## Short exercise
Return the material word for word. Do not include pictures.

## Supplied material

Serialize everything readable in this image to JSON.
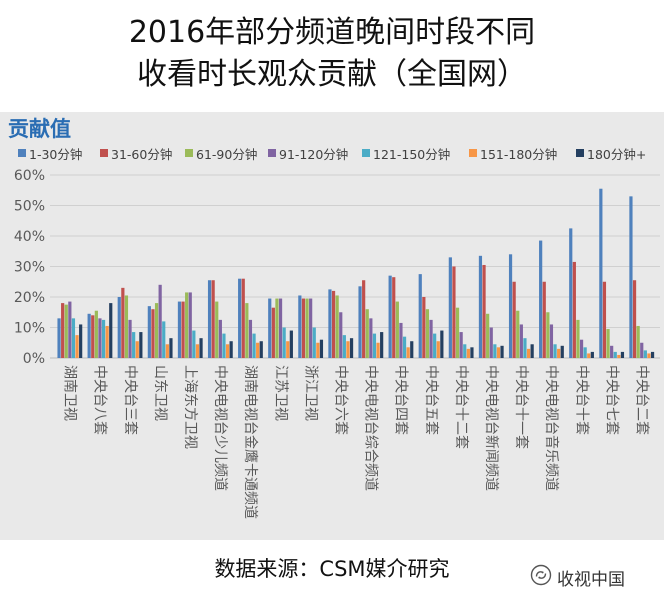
{
  "footer": {
    "source": "数据来源：CSM媒介研究",
    "watermark": "收视中国",
    "watermark_icon": "wechat-icon"
  },
  "chart_data": {
    "type": "bar",
    "title_lines": [
      "2016年部分频道晚间时段不同",
      "收看时长观众贡献（全国网）"
    ],
    "ylabel": "贡献值",
    "ylim": [
      0,
      60
    ],
    "yticks": [
      0,
      10,
      20,
      30,
      40,
      50,
      60
    ],
    "ytick_labels": [
      "0%",
      "10%",
      "20%",
      "30%",
      "40%",
      "50%",
      "60%"
    ],
    "grid": true,
    "categories": [
      "湖南卫视",
      "中央台八套",
      "中央台三套",
      "山东卫视",
      "上海东方卫视",
      "中央电视台少儿频道",
      "湖南电视台金鹰卡通频道",
      "江苏卫视",
      "浙江卫视",
      "中央台六套",
      "中央电视台综合频道",
      "中央台四套",
      "中央台五套",
      "中央台十二套",
      "中央电视台新闻频道",
      "中央台十一套",
      "中央电视台音乐频道",
      "中央台十套",
      "中央台七套",
      "中央台二套"
    ],
    "series": [
      {
        "name": "1-30分钟",
        "color": "#4F81BD",
        "values": [
          13,
          14.5,
          20,
          17,
          18.5,
          25.5,
          26,
          19.5,
          20.5,
          22.5,
          23.5,
          27,
          27.5,
          33,
          33.5,
          34,
          38.5,
          42.5,
          55.5,
          53
        ]
      },
      {
        "name": "31-60分钟",
        "color": "#C0504D",
        "values": [
          18,
          14,
          23,
          16,
          18.5,
          25.5,
          26,
          16.5,
          19.5,
          22,
          25.5,
          26.5,
          20,
          30,
          30.5,
          25,
          25,
          31.5,
          25,
          25.5
        ]
      },
      {
        "name": "61-90分钟",
        "color": "#9BBB59",
        "values": [
          17.5,
          15.5,
          20.5,
          18,
          21.5,
          18.5,
          18,
          19.5,
          19.5,
          20.5,
          16,
          18.5,
          16,
          16.5,
          14.5,
          15.5,
          15,
          12.5,
          9.5,
          10.5
        ]
      },
      {
        "name": "91-120分钟",
        "color": "#8064A2",
        "values": [
          18.5,
          13,
          12.5,
          24,
          21.5,
          12.5,
          12.5,
          19.5,
          19.5,
          15,
          13,
          11.5,
          12.5,
          8.5,
          10,
          11,
          11,
          6,
          4,
          5
        ]
      },
      {
        "name": "121-150分钟",
        "color": "#4BACC6",
        "values": [
          13,
          12.5,
          8.5,
          12,
          9,
          8,
          8,
          10,
          10,
          7.5,
          8,
          7,
          8,
          4.5,
          4.5,
          6.5,
          4.5,
          3.5,
          2,
          2.5
        ]
      },
      {
        "name": "151-180分钟",
        "color": "#F79646",
        "values": [
          7.5,
          10.5,
          5.5,
          4.5,
          4.5,
          4.5,
          5,
          5.5,
          5,
          5.5,
          5,
          3.5,
          5.5,
          3,
          3.5,
          3,
          3,
          1.5,
          1,
          1.5
        ]
      },
      {
        "name": "180分钟+",
        "color": "#243F60",
        "values": [
          11,
          18,
          8.5,
          6.5,
          6.5,
          5.5,
          5.5,
          9,
          6,
          6.5,
          8.5,
          5.5,
          9,
          3.5,
          4,
          4.5,
          4,
          2,
          2,
          2
        ]
      }
    ]
  }
}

## Exercise answer
Serialize everything readable in this image to JSON.
{
  "footer": {
    "source": "数据来源：CSM媒介研究",
    "watermark": "收视中国",
    "watermark_icon": "wechat-icon"
  },
  "chart_data": {
    "type": "bar",
    "title_lines": [
      "2016年部分频道晚间时段不同",
      "收看时长观众贡献（全国网）"
    ],
    "ylabel": "贡献值",
    "ylim": [
      0,
      60
    ],
    "yticks": [
      0,
      10,
      20,
      30,
      40,
      50,
      60
    ],
    "ytick_labels": [
      "0%",
      "10%",
      "20%",
      "30%",
      "40%",
      "50%",
      "60%"
    ],
    "grid": true,
    "categories": [
      "湖南卫视",
      "中央台八套",
      "中央台三套",
      "山东卫视",
      "上海东方卫视",
      "中央电视台少儿频道",
      "湖南电视台金鹰卡通频道",
      "江苏卫视",
      "浙江卫视",
      "中央台六套",
      "中央电视台综合频道",
      "中央台四套",
      "中央台五套",
      "中央台十二套",
      "中央电视台新闻频道",
      "中央台十一套",
      "中央电视台音乐频道",
      "中央台十套",
      "中央台七套",
      "中央台二套"
    ],
    "series": [
      {
        "name": "1-30分钟",
        "color": "#4F81BD",
        "values": [
          13,
          14.5,
          20,
          17,
          18.5,
          25.5,
          26,
          19.5,
          20.5,
          22.5,
          23.5,
          27,
          27.5,
          33,
          33.5,
          34,
          38.5,
          42.5,
          55.5,
          53
        ]
      },
      {
        "name": "31-60分钟",
        "color": "#C0504D",
        "values": [
          18,
          14,
          23,
          16,
          18.5,
          25.5,
          26,
          16.5,
          19.5,
          22,
          25.5,
          26.5,
          20,
          30,
          30.5,
          25,
          25,
          31.5,
          25,
          25.5
        ]
      },
      {
        "name": "61-90分钟",
        "color": "#9BBB59",
        "values": [
          17.5,
          15.5,
          20.5,
          18,
          21.5,
          18.5,
          18,
          19.5,
          19.5,
          20.5,
          16,
          18.5,
          16,
          16.5,
          14.5,
          15.5,
          15,
          12.5,
          9.5,
          10.5
        ]
      },
      {
        "name": "91-120分钟",
        "color": "#8064A2",
        "values": [
          18.5,
          13,
          12.5,
          24,
          21.5,
          12.5,
          12.5,
          19.5,
          19.5,
          15,
          13,
          11.5,
          12.5,
          8.5,
          10,
          11,
          11,
          6,
          4,
          5
        ]
      },
      {
        "name": "121-150分钟",
        "color": "#4BACC6",
        "values": [
          13,
          12.5,
          8.5,
          12,
          9,
          8,
          8,
          10,
          10,
          7.5,
          8,
          7,
          8,
          4.5,
          4.5,
          6.5,
          4.5,
          3.5,
          2,
          2.5
        ]
      },
      {
        "name": "151-180分钟",
        "color": "#F79646",
        "values": [
          7.5,
          10.5,
          5.5,
          4.5,
          4.5,
          4.5,
          5,
          5.5,
          5,
          5.5,
          5,
          3.5,
          5.5,
          3,
          3.5,
          3,
          3,
          1.5,
          1,
          1.5
        ]
      },
      {
        "name": "180分钟+",
        "color": "#243F60",
        "values": [
          11,
          18,
          8.5,
          6.5,
          6.5,
          5.5,
          5.5,
          9,
          6,
          6.5,
          8.5,
          5.5,
          9,
          3.5,
          4,
          4.5,
          4,
          2,
          2,
          2
        ]
      }
    ]
  }
}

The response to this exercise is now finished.